> _Exercise directions_:
Where the data below has the string "around", return the whole line.

[Data records]
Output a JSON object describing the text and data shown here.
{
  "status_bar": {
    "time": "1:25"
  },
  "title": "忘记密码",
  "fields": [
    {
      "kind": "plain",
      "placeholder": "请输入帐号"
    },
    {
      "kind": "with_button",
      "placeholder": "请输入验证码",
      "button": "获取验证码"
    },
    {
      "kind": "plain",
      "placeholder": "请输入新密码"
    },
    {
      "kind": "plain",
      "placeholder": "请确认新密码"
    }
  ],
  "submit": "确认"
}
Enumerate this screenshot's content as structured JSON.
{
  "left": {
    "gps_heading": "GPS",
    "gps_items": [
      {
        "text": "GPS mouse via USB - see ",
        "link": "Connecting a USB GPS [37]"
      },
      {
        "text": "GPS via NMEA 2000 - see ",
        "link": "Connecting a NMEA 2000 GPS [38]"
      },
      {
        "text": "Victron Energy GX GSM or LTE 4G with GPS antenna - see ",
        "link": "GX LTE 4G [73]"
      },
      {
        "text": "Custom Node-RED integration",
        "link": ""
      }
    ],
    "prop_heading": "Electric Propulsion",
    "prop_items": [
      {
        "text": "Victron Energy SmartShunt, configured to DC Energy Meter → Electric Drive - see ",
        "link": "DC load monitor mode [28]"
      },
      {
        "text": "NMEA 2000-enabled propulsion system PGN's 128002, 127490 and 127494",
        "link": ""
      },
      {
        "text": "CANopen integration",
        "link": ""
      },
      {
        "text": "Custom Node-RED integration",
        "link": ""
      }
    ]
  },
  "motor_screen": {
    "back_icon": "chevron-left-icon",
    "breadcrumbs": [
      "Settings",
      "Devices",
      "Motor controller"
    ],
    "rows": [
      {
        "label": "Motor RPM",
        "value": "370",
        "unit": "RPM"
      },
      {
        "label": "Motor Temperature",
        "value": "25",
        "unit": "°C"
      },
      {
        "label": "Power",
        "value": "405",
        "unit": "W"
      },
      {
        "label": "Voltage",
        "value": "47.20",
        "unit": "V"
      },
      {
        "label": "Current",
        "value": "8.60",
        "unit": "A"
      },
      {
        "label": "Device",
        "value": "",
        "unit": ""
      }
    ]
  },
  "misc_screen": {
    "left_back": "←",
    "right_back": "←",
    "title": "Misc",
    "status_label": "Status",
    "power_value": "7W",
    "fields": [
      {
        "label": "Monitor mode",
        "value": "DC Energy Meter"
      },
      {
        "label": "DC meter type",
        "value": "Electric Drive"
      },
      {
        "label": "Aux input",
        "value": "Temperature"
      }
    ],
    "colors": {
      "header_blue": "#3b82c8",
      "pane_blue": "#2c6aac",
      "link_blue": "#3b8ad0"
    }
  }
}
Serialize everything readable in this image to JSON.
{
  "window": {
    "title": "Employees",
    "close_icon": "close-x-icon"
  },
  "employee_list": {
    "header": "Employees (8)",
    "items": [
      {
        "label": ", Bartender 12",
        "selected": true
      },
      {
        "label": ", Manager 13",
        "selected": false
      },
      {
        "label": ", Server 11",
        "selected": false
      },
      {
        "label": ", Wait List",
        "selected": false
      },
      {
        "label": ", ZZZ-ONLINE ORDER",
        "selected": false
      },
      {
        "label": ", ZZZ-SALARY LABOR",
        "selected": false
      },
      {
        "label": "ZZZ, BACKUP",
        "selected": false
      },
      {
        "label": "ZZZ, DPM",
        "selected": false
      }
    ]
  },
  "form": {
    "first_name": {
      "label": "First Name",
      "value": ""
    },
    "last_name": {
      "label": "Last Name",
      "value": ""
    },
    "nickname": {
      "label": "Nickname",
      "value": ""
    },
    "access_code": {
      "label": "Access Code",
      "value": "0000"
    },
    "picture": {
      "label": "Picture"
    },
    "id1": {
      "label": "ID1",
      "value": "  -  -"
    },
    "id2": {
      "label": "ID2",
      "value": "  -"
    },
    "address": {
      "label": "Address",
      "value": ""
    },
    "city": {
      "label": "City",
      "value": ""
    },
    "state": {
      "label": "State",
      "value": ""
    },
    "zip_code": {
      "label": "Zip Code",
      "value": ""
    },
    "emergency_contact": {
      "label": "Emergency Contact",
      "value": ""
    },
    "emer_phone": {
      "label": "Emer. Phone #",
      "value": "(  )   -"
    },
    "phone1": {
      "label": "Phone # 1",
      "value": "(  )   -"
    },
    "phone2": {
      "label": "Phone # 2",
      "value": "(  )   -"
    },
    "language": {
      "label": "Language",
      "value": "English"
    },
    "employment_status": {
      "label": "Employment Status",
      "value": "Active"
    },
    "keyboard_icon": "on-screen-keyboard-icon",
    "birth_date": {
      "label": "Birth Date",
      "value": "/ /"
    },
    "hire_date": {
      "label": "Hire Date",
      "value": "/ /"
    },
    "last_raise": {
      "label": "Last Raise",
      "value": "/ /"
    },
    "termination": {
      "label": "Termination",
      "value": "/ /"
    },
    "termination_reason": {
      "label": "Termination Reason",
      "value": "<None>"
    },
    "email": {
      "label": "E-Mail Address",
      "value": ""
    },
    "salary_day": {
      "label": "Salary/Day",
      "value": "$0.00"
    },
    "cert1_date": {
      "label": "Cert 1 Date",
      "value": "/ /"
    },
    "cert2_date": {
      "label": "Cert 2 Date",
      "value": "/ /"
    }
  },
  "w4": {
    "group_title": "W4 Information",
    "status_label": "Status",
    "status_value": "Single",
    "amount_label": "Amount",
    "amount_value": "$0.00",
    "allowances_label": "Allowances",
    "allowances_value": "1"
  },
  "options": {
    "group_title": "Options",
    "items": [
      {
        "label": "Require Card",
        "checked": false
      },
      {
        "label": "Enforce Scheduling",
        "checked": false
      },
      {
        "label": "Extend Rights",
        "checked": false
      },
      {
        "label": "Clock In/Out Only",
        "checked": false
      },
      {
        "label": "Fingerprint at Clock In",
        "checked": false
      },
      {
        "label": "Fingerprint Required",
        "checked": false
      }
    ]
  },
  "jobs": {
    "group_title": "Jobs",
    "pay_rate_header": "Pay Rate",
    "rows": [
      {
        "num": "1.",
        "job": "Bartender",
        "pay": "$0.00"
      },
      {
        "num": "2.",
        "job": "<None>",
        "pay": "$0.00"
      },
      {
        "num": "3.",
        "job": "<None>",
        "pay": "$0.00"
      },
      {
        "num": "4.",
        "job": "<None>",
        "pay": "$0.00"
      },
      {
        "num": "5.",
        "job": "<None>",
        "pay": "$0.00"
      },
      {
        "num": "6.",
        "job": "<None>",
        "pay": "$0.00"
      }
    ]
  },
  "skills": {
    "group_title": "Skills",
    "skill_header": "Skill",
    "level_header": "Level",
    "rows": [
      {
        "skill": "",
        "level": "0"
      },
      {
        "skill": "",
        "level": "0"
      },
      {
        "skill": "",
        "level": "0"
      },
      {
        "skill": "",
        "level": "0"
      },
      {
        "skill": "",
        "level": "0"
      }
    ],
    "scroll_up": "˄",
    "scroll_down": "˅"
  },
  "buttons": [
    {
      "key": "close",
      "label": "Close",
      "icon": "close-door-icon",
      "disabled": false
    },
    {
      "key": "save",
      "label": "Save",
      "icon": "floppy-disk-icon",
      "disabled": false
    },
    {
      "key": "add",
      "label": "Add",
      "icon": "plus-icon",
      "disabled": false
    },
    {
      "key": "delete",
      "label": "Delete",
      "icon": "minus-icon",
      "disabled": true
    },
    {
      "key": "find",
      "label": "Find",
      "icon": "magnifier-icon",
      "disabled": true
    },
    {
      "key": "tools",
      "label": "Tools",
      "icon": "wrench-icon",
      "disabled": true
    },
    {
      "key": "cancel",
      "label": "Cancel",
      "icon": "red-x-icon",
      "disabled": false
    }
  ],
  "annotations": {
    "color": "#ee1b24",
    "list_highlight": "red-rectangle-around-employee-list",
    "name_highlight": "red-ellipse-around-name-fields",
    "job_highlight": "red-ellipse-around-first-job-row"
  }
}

> _The response_:
    "list_highlight": "red-rectangle-around-employee-list",
    "name_highlight": "red-ellipse-around-name-fields",
    "job_highlight": "red-ellipse-around-first-job-row"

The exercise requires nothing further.